### TEXTE
=======

J’en vois même quelques uns, de qui la colère et la vengeance me semblent encore dignes d’être enviées ; car enfin on ne trouve point étrange qu’un homme soit sensible et qu’il se venge, et on ne peut presque souffrir qu’une femme se plaigne de rien, ou si elle se plaint, il faut que ce soit doucement, qu’elle n’en change pas de teint, que ses yeux n’en perdent pas leur douceur, et on dirait enfin que la nature doit nous avoir fait naître insensibles, vu les lois que la bienséance nous impose.

CI, 325

Si les hommes s’épargnent à l’occasion la nécessité de contenir leur rage, les femmes ne peuvent dévier à cette obligation qui ne les soustrait toutefois pas à l’emprise de la colère. C’est d’ailleurs lors de ces furtifs instants qu’elles prennent une dimension véritablement « humaine ». À ce sentiment passager se coordonne fréquemment chez elles une certaine honte[17] : celle de paraître « spontanée » et non plus modérée. C’est pourquoi la douce Hermilie confesse ses sentiments : « [i]l est vrai, répondit cette belle fille en rougissant, que j’ai quelque disposition naturelle à cette fâcheuse passion » (CII, 107). En vérité, la furieuse semble perdre son statut de beauté-modèle. Pas étonnant que le texte fasse un portrait critique et désavantageux de la « belle » en colère :

Les lis et les roses de son beau teint se confondaient de telle sorte, qu’on ne les discernait déjà plus, car elle était toute rouge, le blanc de ses yeux n’était même plus tout à fait blanc, elle les avait grands, et plus grands qu’à l’ordinaire, ils étaient pourtant troublés, et égarés, elle regardait comme si elle n’eût point vu, la bouche lui avait changé de couleur, elle redisait vingt fois la même chose, et elle ressemblait bien plus à une bacchante en fureur, qu’à une modeste Romaine.

=======

Entrées du jeu de données de mise en page:
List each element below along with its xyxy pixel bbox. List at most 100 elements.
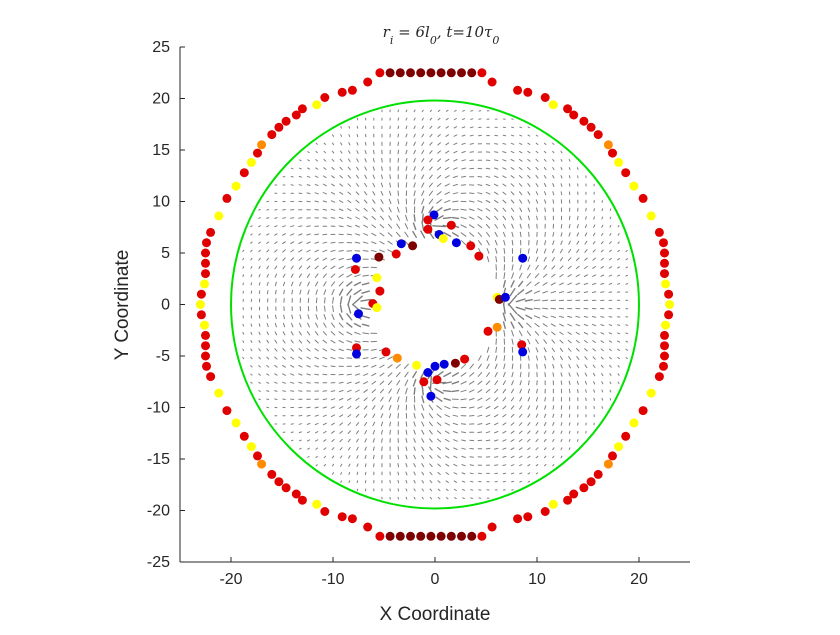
quiver-arrow bbox=[355, 366, 360, 367]
quiver-arrow bbox=[331, 332, 335, 335]
quiver-arrow bbox=[299, 340, 302, 343]
quiver-arrow bbox=[323, 423, 326, 425]
quiver-arrow bbox=[495, 184, 498, 186]
quiver-arrow bbox=[593, 341, 596, 343]
quiver-arrow bbox=[259, 374, 261, 375]
quiver-arrow bbox=[585, 381, 586, 384]
quiver-arrow bbox=[371, 357, 376, 358]
quiver-arrow bbox=[561, 365, 562, 368]
quiver-arrow bbox=[610, 225, 611, 227]
quiver-arrow bbox=[520, 372, 521, 376]
quiver-arrow bbox=[332, 184, 335, 186]
quiver-arrow bbox=[584, 292, 588, 293]
quiver-arrow bbox=[382, 159, 383, 163]
quiver-arrow bbox=[259, 234, 261, 235]
quiver-arrow bbox=[626, 267, 628, 268]
outer-particle bbox=[267, 470, 276, 479]
quiver-arrow bbox=[478, 233, 481, 237]
quiver-arrow bbox=[495, 389, 498, 392]
quiver-arrow bbox=[470, 364, 474, 368]
quiver-arrow bbox=[398, 118, 399, 120]
inner-particle bbox=[433, 375, 442, 384]
quiver-arrow bbox=[414, 118, 415, 120]
quiver-arrow bbox=[259, 316, 260, 319]
outer-particle bbox=[647, 389, 656, 398]
quiver-arrow bbox=[536, 151, 538, 153]
quiver-arrow bbox=[283, 282, 284, 285]
quiver-arrow bbox=[332, 151, 334, 153]
quiver-arrow bbox=[365, 431, 367, 434]
quiver-arrow bbox=[430, 134, 432, 136]
quiver-arrow bbox=[332, 456, 334, 458]
quiver-arrow bbox=[578, 390, 579, 393]
quiver-arrow bbox=[585, 341, 588, 343]
quiver-arrow bbox=[347, 226, 351, 227]
quiver-arrow bbox=[398, 134, 399, 137]
quiver-arrow bbox=[478, 381, 482, 384]
quiver-arrow bbox=[340, 184, 343, 186]
quiver-arrow bbox=[593, 357, 595, 359]
quiver-arrow bbox=[243, 283, 244, 285]
quiver-arrow bbox=[348, 200, 351, 202]
quiver-arrow bbox=[431, 377, 432, 390]
quiver-arrow bbox=[316, 448, 318, 449]
quiver-arrow bbox=[511, 192, 514, 195]
quiver-arrow bbox=[259, 332, 260, 335]
quiver-arrow bbox=[471, 481, 474, 482]
quiver-arrow bbox=[446, 439, 450, 441]
quiver-arrow bbox=[364, 398, 367, 401]
quiver-arrow bbox=[414, 167, 415, 171]
quiver-arrow bbox=[618, 325, 620, 326]
quiver-arrow bbox=[340, 456, 342, 458]
quiver-arrow bbox=[553, 439, 554, 441]
quiver-arrow bbox=[544, 456, 546, 458]
quiver-arrow bbox=[398, 207, 400, 212]
quiver-arrow bbox=[308, 160, 310, 161]
quiver-arrow bbox=[553, 456, 554, 458]
quiver-arrow bbox=[503, 440, 506, 442]
quiver-arrow bbox=[388, 241, 392, 244]
quiver-arrow bbox=[348, 296, 351, 305]
quiver-arrow bbox=[519, 168, 522, 170]
quiver-arrow bbox=[601, 292, 604, 293]
quiver-arrow bbox=[414, 447, 415, 450]
quiver-arrow bbox=[486, 381, 489, 385]
quiver-arrow bbox=[609, 292, 612, 293]
quiver-arrow bbox=[299, 382, 302, 383]
inner-particle bbox=[372, 303, 381, 312]
quiver-arrow bbox=[446, 151, 449, 153]
outer-particle bbox=[201, 341, 210, 350]
quiver-arrow bbox=[259, 382, 261, 383]
quiver-arrow bbox=[308, 152, 309, 153]
quiver-arrow bbox=[569, 160, 570, 162]
quiver-arrow bbox=[414, 455, 416, 458]
quiver-arrow bbox=[388, 373, 392, 377]
inner-particle bbox=[493, 323, 502, 332]
outer-particle bbox=[604, 140, 613, 149]
quiver-arrow bbox=[348, 304, 351, 313]
quiver-arrow bbox=[315, 250, 319, 252]
quiver-arrow bbox=[308, 448, 310, 449]
quiver-arrow bbox=[340, 439, 342, 441]
quiver-arrow bbox=[520, 414, 522, 417]
quiver-arrow bbox=[586, 390, 587, 393]
quiver-arrow bbox=[593, 333, 596, 335]
quiver-arrow bbox=[308, 456, 309, 457]
outer-particle bbox=[426, 68, 435, 77]
quiver-arrow bbox=[332, 176, 335, 178]
inner-particle bbox=[352, 349, 361, 358]
quiver-arrow bbox=[544, 266, 547, 270]
quiver-arrow bbox=[512, 389, 514, 393]
quiver-arrow bbox=[382, 175, 383, 179]
quiver-arrow bbox=[259, 391, 261, 392]
quiver-arrow bbox=[372, 208, 375, 211]
quiver-arrow bbox=[315, 234, 319, 235]
quiver-arrow bbox=[364, 374, 368, 376]
quiver-arrow bbox=[437, 200, 442, 204]
quiver-arrow bbox=[520, 151, 522, 152]
outer-particle bbox=[579, 117, 588, 126]
quiver-arrow bbox=[372, 365, 376, 367]
quiver-arrow bbox=[470, 457, 474, 458]
quiver-arrow bbox=[356, 414, 359, 417]
outer-particle bbox=[549, 100, 558, 109]
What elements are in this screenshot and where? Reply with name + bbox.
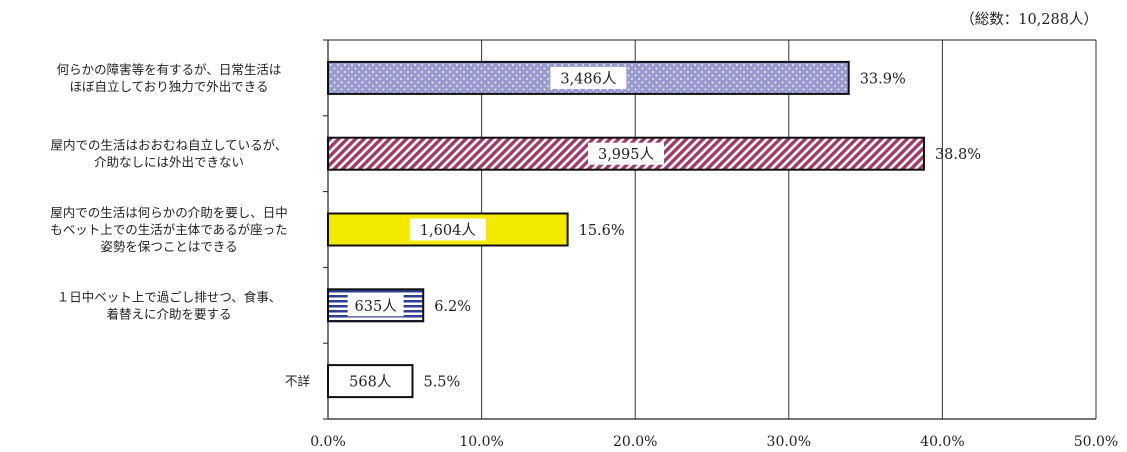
count-label: 1,604人: [420, 222, 476, 239]
value-label: 38.8%: [935, 147, 981, 163]
value-label: 5.5%: [423, 375, 460, 391]
count-label: 635人: [355, 298, 397, 315]
x-tick-label: 0.0%: [310, 434, 346, 450]
category-label-line: １日中ベット上で過ごし排せつ、食事、: [57, 289, 282, 304]
x-tick-label: 10.0%: [459, 434, 503, 450]
count-label-box: [587, 142, 664, 165]
category-label-line: 介助なしには外出できない: [94, 155, 244, 170]
total-count-note: （総数：10,288人）: [960, 11, 1098, 28]
category-label: 屋内での生活はおおむね自立しているが、介助なしには外出できない: [51, 138, 288, 170]
category-label: １日中ベット上で過ごし排せつ、食事、着替えに介助を要する: [57, 289, 282, 321]
category-label-line: 不詳: [285, 374, 310, 389]
category-label-line: 何らかの障害等を有するが、日常生活は: [57, 62, 282, 77]
x-tick-label: 40.0%: [920, 434, 964, 450]
category-label-line: 屋内での生活はおおむね自立しているが、: [51, 138, 288, 153]
count-label: 3,995人: [598, 146, 654, 163]
category-label: 屋内での生活は何らかの介助を要し、日中もベット上での生活が主体であるが座った姿勢…: [50, 205, 288, 254]
x-tick-label: 50.0%: [1074, 434, 1118, 450]
count-label-box: [409, 218, 486, 241]
value-label: 15.6%: [579, 223, 625, 239]
labels: 0.0% 10.0% 20.0% 30.0% 40.0% 50.0% 3,486人 33.9%…: [50, 62, 1118, 450]
grid-lines: [481, 40, 1097, 419]
category-label: 何らかの障害等を有するが、日常生活はほぼ自立しており独力で外出できる: [57, 62, 282, 94]
category-label-line: 屋内での生活は何らかの介助を要し、日中: [50, 205, 288, 220]
category-label-line: 着替えに介助を要する: [106, 306, 231, 321]
count-label-box: [342, 370, 399, 393]
count-label-box: [347, 294, 404, 317]
count-label: 3,486人: [560, 70, 616, 87]
x-tick-label: 20.0%: [613, 434, 657, 450]
category-label-line: もベット上での生活が主体であるが座った: [50, 222, 287, 237]
count-label-box: [550, 66, 627, 89]
bars: [327, 60, 925, 399]
value-label: 33.9%: [860, 71, 906, 87]
category-label-line: ほぼ自立しており独力で外出できる: [69, 79, 268, 94]
value-label: 6.2%: [434, 299, 471, 315]
x-tick-label: 30.0%: [767, 434, 811, 450]
category-label-line: 姿勢を保つことはできる: [100, 239, 237, 254]
count-label: 568人: [349, 374, 391, 391]
category-label: 不詳: [285, 374, 310, 389]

=======

### EXERCICES
- 1) Répondez à ces questions sur l'extrait consacré à la colère des femmes :
(a) Selon la bienséance, qu'est-ce que les yeux d'une femme qui se plaint ne doivent pas perdre ?
(b) Quel personnage avoue en rougissant avoir « quelque disposition naturelle » à la colère ?
(c) À quoi la belle en colère ressemble-t-elle bien plus qu'à une modeste Romaine ?
- 2) Modifiez le passage de l'extrait sur la colère des femmes allant de « Les lis et les » jusqu'à « une modeste Romaine. », en remplaçant « bacchante » par « ménade ».
La liste ne joue aucun rôle dans cet exercice.

### CORRIGÉ DÉTAILLÉ
- 1)
(a) Leur douceur.
(b) Hermilie.
(c) À une bacchante en fureur.

- 2)
Les lis et les roses de son beau teint se confondaient de telle sorte, qu’on ne les discernait déjà plus, car elle était toute rouge, le blanc de ses yeux n’était même plus tout à fait blanc, elle les avait grands, et plus grands qu’à l’ordinaire, ils étaient pourtant troublés, et égarés, elle regardait comme si elle n’eût point vu, la bouche lui avait changé de couleur, elle redisait vingt fois la même chose, et elle ressemblait bien plus à une ménade en fureur, qu’à une modeste Romaine.